_Task_: Gather each line in the entries that includes the string "Adobe".

_Extracted data entries_:
------------------------

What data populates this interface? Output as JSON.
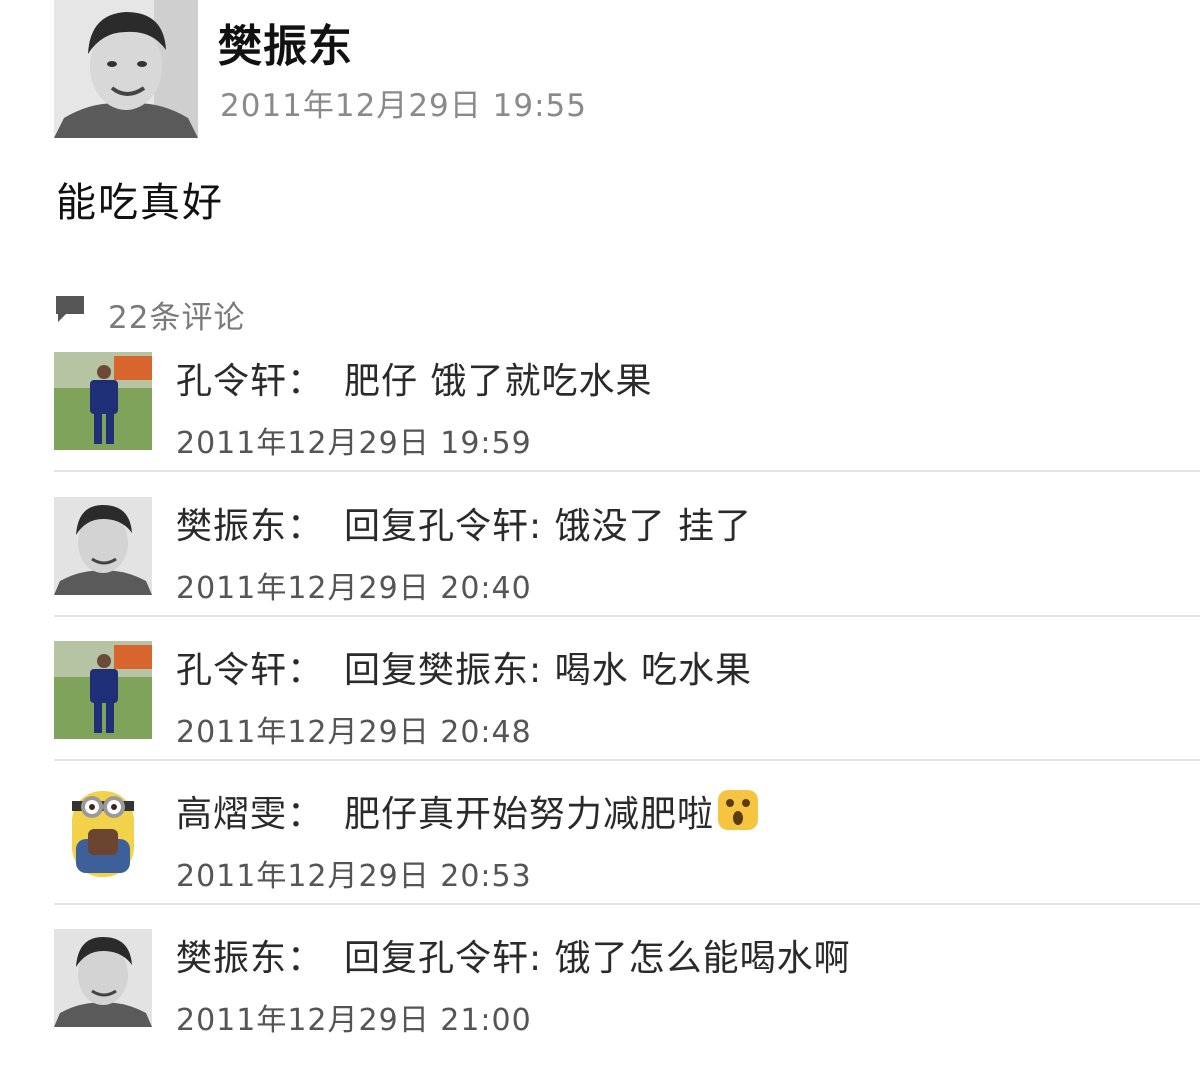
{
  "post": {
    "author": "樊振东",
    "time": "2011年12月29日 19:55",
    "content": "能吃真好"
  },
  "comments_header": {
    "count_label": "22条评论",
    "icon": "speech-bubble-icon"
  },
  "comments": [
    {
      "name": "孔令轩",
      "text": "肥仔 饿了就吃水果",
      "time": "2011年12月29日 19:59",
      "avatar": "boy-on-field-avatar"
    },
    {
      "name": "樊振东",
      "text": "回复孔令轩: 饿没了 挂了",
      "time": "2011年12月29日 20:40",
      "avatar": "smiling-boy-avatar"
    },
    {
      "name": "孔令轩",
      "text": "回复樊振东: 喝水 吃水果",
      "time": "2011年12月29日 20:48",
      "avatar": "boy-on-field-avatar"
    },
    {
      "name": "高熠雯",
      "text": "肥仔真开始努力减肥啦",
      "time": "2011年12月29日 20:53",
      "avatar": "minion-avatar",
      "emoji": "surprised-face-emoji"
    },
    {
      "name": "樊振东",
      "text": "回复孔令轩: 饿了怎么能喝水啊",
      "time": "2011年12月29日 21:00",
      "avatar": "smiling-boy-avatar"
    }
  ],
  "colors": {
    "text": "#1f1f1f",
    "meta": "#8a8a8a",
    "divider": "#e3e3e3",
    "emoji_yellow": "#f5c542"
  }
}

------------------------

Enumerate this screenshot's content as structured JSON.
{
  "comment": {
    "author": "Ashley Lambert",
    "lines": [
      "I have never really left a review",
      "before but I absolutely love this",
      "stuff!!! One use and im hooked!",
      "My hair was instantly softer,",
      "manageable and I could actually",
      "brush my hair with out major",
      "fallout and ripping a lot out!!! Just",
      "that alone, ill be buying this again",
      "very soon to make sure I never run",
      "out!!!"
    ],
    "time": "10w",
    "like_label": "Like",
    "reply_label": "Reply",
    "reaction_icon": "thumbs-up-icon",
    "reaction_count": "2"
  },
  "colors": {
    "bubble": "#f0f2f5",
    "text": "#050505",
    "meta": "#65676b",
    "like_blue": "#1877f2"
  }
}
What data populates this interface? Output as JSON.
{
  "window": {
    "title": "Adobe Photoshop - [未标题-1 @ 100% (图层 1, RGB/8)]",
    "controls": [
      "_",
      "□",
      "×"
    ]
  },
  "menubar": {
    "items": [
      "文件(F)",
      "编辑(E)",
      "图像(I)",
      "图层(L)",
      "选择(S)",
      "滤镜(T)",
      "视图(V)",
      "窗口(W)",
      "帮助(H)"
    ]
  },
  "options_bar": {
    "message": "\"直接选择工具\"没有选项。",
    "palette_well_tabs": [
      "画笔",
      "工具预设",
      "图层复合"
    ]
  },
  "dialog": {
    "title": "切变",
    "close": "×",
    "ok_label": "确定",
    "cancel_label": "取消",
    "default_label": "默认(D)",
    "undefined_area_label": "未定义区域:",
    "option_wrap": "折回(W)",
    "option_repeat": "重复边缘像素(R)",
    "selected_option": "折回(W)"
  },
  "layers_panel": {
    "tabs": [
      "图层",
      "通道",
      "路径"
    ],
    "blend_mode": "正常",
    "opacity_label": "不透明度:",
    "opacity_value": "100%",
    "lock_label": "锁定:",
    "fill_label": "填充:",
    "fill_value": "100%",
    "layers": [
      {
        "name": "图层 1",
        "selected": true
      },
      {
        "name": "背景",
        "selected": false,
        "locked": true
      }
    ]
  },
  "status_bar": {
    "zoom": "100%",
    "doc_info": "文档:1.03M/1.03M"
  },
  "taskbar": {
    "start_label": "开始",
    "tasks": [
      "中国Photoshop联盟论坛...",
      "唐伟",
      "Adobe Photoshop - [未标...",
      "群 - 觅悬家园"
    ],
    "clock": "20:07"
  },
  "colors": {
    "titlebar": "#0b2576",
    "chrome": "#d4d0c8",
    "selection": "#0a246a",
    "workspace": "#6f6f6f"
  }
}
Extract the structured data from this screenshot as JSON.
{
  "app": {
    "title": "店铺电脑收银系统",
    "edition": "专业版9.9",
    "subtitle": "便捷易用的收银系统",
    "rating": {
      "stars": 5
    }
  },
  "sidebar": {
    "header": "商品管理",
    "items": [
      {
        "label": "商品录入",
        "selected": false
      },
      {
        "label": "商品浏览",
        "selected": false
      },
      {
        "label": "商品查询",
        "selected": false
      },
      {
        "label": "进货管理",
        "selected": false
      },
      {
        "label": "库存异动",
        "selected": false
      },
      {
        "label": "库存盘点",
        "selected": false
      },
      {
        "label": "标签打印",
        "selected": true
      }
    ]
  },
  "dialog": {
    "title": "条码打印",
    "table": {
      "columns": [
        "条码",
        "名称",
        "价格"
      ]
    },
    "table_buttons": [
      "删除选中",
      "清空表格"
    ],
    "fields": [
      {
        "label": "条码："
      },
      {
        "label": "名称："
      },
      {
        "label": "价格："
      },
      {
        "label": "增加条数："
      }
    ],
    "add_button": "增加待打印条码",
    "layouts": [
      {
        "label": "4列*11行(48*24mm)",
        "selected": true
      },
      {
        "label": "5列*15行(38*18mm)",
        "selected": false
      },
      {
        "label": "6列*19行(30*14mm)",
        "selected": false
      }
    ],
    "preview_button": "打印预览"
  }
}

------------------------

_Reply to the exercise_:
    "title": "Adobe Photoshop - [未标题-1 @ 100% (图层 1, RGB/8)]",
      "Adobe Photoshop - [未标...",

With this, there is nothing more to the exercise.